### EXTRACTED INFORMATION ###

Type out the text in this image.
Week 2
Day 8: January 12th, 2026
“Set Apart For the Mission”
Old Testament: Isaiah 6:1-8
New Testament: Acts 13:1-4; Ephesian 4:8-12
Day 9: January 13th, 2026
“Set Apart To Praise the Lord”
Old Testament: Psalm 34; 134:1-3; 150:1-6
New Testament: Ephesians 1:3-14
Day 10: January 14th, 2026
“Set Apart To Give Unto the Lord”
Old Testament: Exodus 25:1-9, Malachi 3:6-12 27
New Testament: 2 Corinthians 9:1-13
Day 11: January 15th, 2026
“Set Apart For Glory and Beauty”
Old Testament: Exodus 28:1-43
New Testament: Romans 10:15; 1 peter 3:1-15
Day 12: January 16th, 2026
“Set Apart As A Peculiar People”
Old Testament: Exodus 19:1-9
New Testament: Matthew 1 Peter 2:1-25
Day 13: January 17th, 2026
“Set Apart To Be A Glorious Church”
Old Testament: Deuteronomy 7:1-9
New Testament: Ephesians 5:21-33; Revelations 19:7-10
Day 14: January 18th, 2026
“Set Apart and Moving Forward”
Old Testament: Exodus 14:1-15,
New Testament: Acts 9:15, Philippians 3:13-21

###
### EXTRACTED INFORMATION ###

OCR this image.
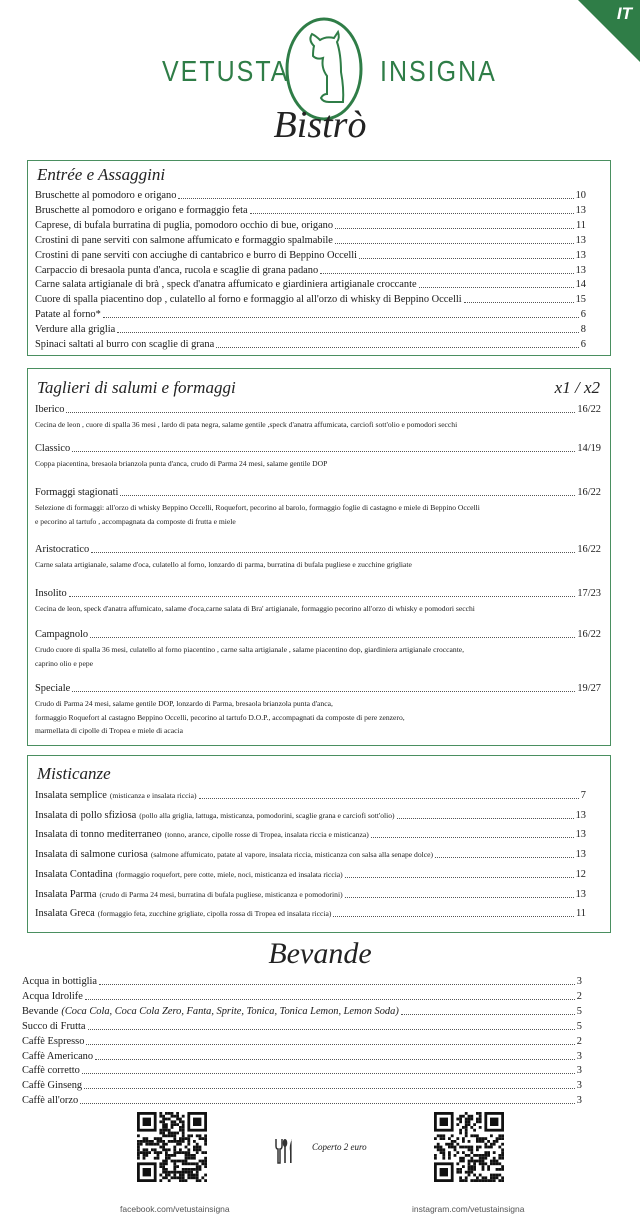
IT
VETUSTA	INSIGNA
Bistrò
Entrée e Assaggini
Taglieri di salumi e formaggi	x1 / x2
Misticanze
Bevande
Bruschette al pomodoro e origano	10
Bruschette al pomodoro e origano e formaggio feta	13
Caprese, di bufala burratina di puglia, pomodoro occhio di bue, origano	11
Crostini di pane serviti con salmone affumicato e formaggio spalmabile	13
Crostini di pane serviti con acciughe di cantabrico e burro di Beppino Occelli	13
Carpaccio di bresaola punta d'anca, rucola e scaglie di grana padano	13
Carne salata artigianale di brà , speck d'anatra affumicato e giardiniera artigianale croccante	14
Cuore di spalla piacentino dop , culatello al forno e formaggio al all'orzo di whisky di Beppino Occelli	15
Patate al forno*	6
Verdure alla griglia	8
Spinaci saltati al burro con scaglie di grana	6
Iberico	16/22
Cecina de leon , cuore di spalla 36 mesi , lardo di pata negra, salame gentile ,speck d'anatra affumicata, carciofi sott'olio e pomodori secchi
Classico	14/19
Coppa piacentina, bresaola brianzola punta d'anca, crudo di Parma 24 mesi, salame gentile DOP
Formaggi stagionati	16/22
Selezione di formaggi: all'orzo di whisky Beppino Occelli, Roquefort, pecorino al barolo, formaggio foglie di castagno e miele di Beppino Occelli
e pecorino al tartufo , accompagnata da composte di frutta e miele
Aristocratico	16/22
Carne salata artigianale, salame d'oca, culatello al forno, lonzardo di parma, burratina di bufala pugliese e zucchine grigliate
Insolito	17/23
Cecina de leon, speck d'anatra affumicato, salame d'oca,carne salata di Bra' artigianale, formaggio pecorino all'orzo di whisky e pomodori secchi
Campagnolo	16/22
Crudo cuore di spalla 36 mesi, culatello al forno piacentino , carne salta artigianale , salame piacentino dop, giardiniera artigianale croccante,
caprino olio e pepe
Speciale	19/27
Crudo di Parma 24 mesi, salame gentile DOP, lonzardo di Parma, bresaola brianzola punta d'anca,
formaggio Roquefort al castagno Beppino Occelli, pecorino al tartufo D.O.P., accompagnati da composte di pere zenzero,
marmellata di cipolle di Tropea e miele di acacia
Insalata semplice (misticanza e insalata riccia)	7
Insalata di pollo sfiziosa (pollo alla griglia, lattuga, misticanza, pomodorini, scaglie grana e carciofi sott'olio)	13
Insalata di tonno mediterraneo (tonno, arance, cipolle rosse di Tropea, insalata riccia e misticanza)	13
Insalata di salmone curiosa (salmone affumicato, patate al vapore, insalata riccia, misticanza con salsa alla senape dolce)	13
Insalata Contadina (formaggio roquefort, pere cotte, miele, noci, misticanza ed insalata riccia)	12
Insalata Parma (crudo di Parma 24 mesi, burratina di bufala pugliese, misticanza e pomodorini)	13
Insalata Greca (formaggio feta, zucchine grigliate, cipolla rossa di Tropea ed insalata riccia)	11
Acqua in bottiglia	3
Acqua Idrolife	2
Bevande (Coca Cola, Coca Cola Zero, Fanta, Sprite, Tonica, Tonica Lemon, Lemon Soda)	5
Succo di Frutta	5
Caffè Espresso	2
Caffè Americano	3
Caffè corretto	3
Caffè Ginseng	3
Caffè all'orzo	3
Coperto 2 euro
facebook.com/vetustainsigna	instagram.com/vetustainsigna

###
### EXTRACTED INFORMATION ###

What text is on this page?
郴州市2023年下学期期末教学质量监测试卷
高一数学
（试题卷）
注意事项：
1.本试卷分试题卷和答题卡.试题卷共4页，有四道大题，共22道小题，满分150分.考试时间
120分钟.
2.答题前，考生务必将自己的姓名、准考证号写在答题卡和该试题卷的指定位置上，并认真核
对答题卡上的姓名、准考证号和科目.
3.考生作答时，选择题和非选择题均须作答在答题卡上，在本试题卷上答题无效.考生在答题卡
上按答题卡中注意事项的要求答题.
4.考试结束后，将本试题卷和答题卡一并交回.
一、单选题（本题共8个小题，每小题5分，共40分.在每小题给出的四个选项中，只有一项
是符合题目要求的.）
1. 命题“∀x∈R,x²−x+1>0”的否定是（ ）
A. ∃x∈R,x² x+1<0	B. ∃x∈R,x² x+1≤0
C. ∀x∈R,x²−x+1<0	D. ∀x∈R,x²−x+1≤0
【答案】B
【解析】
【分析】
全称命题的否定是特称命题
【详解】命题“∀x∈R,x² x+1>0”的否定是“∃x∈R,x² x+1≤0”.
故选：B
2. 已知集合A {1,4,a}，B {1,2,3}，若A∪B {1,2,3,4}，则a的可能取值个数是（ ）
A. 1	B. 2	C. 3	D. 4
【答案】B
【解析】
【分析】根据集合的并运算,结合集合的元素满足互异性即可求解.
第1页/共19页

###

From the data above, count the lines where "composte" occurs and give that figure and nothing else.

## ANSWER TO THE EXERCISE
2